== Material shown
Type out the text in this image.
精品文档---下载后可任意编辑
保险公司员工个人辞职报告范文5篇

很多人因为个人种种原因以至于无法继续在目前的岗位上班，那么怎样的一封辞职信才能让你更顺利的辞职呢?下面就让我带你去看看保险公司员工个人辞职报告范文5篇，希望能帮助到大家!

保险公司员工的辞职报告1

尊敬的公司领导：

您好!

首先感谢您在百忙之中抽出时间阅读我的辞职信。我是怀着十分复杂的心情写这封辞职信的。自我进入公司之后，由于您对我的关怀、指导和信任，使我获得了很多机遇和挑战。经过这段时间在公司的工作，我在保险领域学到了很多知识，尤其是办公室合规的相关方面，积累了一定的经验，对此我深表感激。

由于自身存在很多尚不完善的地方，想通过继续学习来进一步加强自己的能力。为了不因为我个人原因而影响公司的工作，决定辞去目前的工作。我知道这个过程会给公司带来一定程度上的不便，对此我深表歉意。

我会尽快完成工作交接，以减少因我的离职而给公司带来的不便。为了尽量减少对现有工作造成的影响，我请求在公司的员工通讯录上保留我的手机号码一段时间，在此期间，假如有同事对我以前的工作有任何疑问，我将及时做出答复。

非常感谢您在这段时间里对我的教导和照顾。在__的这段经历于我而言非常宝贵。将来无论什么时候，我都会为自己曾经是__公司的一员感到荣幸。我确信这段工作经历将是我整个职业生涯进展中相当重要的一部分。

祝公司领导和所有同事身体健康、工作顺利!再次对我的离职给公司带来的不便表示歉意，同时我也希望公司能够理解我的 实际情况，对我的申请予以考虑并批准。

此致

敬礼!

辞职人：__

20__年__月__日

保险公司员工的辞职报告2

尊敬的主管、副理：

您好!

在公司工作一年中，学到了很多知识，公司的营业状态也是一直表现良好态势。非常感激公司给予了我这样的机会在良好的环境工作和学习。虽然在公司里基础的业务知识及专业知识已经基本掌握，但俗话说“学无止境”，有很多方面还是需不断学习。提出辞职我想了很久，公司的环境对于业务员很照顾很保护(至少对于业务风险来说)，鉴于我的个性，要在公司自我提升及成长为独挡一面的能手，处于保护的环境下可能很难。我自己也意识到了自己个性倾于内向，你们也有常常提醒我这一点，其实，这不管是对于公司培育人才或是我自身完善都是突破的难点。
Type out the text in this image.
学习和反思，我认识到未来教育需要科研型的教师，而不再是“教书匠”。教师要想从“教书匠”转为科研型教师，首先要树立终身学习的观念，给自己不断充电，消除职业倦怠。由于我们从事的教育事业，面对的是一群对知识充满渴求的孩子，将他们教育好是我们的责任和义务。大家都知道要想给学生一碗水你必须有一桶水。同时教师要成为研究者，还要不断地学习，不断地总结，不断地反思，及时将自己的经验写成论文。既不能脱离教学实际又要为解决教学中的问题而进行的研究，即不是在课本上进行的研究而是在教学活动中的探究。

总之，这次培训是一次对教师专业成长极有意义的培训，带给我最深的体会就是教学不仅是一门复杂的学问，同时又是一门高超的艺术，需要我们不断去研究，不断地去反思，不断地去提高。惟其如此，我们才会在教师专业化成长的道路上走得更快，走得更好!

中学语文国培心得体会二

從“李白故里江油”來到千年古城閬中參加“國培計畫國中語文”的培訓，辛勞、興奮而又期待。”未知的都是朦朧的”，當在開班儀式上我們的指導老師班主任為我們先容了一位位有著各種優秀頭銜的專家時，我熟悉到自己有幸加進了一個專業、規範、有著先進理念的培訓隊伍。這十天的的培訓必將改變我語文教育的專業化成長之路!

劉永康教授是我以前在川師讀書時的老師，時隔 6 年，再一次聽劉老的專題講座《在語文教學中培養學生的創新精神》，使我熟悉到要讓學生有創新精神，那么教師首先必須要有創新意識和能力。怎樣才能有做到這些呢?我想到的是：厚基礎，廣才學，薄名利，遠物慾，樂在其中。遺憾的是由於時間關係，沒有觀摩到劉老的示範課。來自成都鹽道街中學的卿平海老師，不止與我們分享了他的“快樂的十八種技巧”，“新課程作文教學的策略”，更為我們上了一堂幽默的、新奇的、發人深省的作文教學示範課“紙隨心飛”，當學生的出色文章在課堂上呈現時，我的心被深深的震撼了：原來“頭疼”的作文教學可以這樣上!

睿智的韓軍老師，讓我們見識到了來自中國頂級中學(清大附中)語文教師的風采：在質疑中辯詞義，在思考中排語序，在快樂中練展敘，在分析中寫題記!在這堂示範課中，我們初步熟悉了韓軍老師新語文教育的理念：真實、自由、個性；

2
====
> Your objective
Transcribe the whole listing with nothing added or left out.

> Finished task
Type out the text in this image.
精品文档---下载后可任意编辑
保险公司员工个人辞职报告范文5篇

很多人因为个人种种原因以至于无法继续在目前的岗位上班，那么怎样的一封辞职信才能让你更顺利的辞职呢?下面就让我带你去看看保险公司员工个人辞职报告范文5篇，希望能帮助到大家!

保险公司员工的辞职报告1

尊敬的公司领导：

您好!

首先感谢您在百忙之中抽出时间阅读我的辞职信。我是怀着十分复杂的心情写这封辞职信的。自我进入公司之后，由于您对我的关怀、指导和信任，使我获得了很多机遇和挑战。经过这段时间在公司的工作，我在保险领域学到了很多知识，尤其是办公室合规的相关方面，积累了一定的经验，对此我深表感激。

由于自身存在很多尚不完善的地方，想通过继续学习来进一步加强自己的能力。为了不因为我个人原因而影响公司的工作，决定辞去目前的工作。我知道这个过程会给公司带来一定程度上的不便，对此我深表歉意。

我会尽快完成工作交接，以减少因我的离职而给公司带来的不便。为了尽量减少对现有工作造成的影响，我请求在公司的员工通讯录上保留我的手机号码一段时间，在此期间，假如有同事对我以前的工作有任何疑问，我将及时做出答复。

非常感谢您在这段时间里对我的教导和照顾。在__的这段经历于我而言非常宝贵。将来无论什么时候，我都会为自己曾经是__公司的一员感到荣幸。我确信这段工作经历将是我整个职业生涯进展中相当重要的一部分。

祝公司领导和所有同事身体健康、工作顺利!再次对我的离职给公司带来的不便表示歉意，同时我也希望公司能够理解我的 实际情况，对我的申请予以考虑并批准。

此致

敬礼!

辞职人：__

20__年__月__日

保险公司员工的辞职报告2

尊敬的主管、副理：

您好!

在公司工作一年中，学到了很多知识，公司的营业状态也是一直表现良好态势。非常感激公司给予了我这样的机会在良好的环境工作和学习。虽然在公司里基础的业务知识及专业知识已经基本掌握，但俗话说“学无止境”，有很多方面还是需不断学习。提出辞职我想了很久，公司的环境对于业务员很照顾很保护(至少对于业务风险来说)，鉴于我的个性，要在公司自我提升及成长为独挡一面的能手，处于保护的环境下可能很难。我自己也意识到了自己个性倾于内向，你们也有常常提醒我这一点，其实，这不管是对于公司培育人才或是我自身完善都是突破的难点。
Type out the text in this image.
学习和反思，我认识到未来教育需要科研型的教师，而不再是“教书匠”。教师要想从“教书匠”转为科研型教师，首先要树立终身学习的观念，给自己不断充电，消除职业倦怠。由于我们从事的教育事业，面对的是一群对知识充满渴求的孩子，将他们教育好是我们的责任和义务。大家都知道要想给学生一碗水你必须有一桶水。同时教师要成为研究者，还要不断地学习，不断地总结，不断地反思，及时将自己的经验写成论文。既不能脱离教学实际又要为解决教学中的问题而进行的研究，即不是在课本上进行的研究而是在教学活动中的探究。

总之，这次培训是一次对教师专业成长极有意义的培训，带给我最深的体会就是教学不仅是一门复杂的学问，同时又是一门高超的艺术，需要我们不断去研究，不断地去反思，不断地去提高。惟其如此，我们才会在教师专业化成长的道路上走得更快，走得更好!

中学语文国培心得体会二

從“李白故里江油”來到千年古城閬中參加“國培計畫國中語文”的培訓，辛勞、興奮而又期待。”未知的都是朦朧的”，當在開班儀式上我們的指導老師班主任為我們先容了一位位有著各種優秀頭銜的專家時，我熟悉到自己有幸加進了一個專業、規範、有著先進理念的培訓隊伍。這十天的的培訓必將改變我語文教育的專業化成長之路!

劉永康教授是我以前在川師讀書時的老師，時隔 6 年，再一次聽劉老的專題講座《在語文教學中培養學生的創新精神》，使我熟悉到要讓學生有創新精神，那么教師首先必須要有創新意識和能力。怎樣才能有做到這些呢?我想到的是：厚基礎，廣才學，薄名利，遠物慾，樂在其中。遺憾的是由於時間關係，沒有觀摩到劉老的示範課。來自成都鹽道街中學的卿平海老師，不止與我們分享了他的“快樂的十八種技巧”，“新課程作文教學的策略”，更為我們上了一堂幽默的、新奇的、發人深省的作文教學示範課“紙隨心飛”，當學生的出色文章在課堂上呈現時，我的心被深深的震撼了：原來“頭疼”的作文教學可以這樣上!

睿智的韓軍老師，讓我們見識到了來自中國頂級中學(清大附中)語文教師的風采：在質疑中辯詞義，在思考中排語序，在快樂中練展敘，在分析中寫題記!在這堂示範課中，我們初步熟悉了韓軍老師新語文教育的理念：真實、自由、個性；

2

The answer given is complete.